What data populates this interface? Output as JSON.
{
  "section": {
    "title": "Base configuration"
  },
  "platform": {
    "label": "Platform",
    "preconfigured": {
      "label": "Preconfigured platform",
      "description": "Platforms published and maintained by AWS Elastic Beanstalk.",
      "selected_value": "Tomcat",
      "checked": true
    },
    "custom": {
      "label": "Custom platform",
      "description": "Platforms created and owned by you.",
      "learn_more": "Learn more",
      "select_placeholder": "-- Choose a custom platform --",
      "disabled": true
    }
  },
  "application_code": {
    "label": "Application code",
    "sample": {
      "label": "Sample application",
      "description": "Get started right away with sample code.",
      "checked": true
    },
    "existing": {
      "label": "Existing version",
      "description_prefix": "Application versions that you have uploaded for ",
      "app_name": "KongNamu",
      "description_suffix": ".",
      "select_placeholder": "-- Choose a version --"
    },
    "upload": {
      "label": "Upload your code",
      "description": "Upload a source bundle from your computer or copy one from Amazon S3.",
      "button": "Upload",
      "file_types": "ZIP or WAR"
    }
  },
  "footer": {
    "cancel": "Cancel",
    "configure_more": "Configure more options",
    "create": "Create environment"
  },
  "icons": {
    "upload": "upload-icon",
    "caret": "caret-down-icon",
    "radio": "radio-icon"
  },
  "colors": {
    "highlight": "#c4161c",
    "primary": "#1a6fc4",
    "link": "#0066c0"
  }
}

━━━━━━━━

Send back each record exactly as it stands.

What data populates this interface? Output as JSON.
{
  "section": {
    "title": "Base configuration"
  },
  "platform": {
    "label": "Platform",
    "preconfigured": {
      "label": "Preconfigured platform",
      "description": "Platforms published and maintained by AWS Elastic Beanstalk.",
      "selected_value": "Tomcat",
      "checked": true
    },
    "custom": {
      "label": "Custom platform",
      "description": "Platforms created and owned by you.",
      "learn_more": "Learn more",
      "select_placeholder": "-- Choose a custom platform --",
      "disabled": true
    }
  },
  "application_code": {
    "label": "Application code",
    "sample": {
      "label": "Sample application",
      "description": "Get started right away with sample code.",
      "checked": true
    },
    "existing": {
      "label": "Existing version",
      "description_prefix": "Application versions that you have uploaded for ",
      "app_name": "KongNamu",
      "description_suffix": ".",
      "select_placeholder": "-- Choose a version --"
    },
    "upload": {
      "label": "Upload your code",
      "description": "Upload a source bundle from your computer or copy one from Amazon S3.",
      "button": "Upload",
      "file_types": "ZIP or WAR"
    }
  },
  "footer": {
    "cancel": "Cancel",
    "configure_more": "Configure more options",
    "create": "Create environment"
  },
  "icons": {
    "upload": "upload-icon",
    "caret": "caret-down-icon",
    "radio": "radio-icon"
  },
  "colors": {
    "highlight": "#c4161c",
    "primary": "#1a6fc4",
    "link": "#0066c0"
  }
}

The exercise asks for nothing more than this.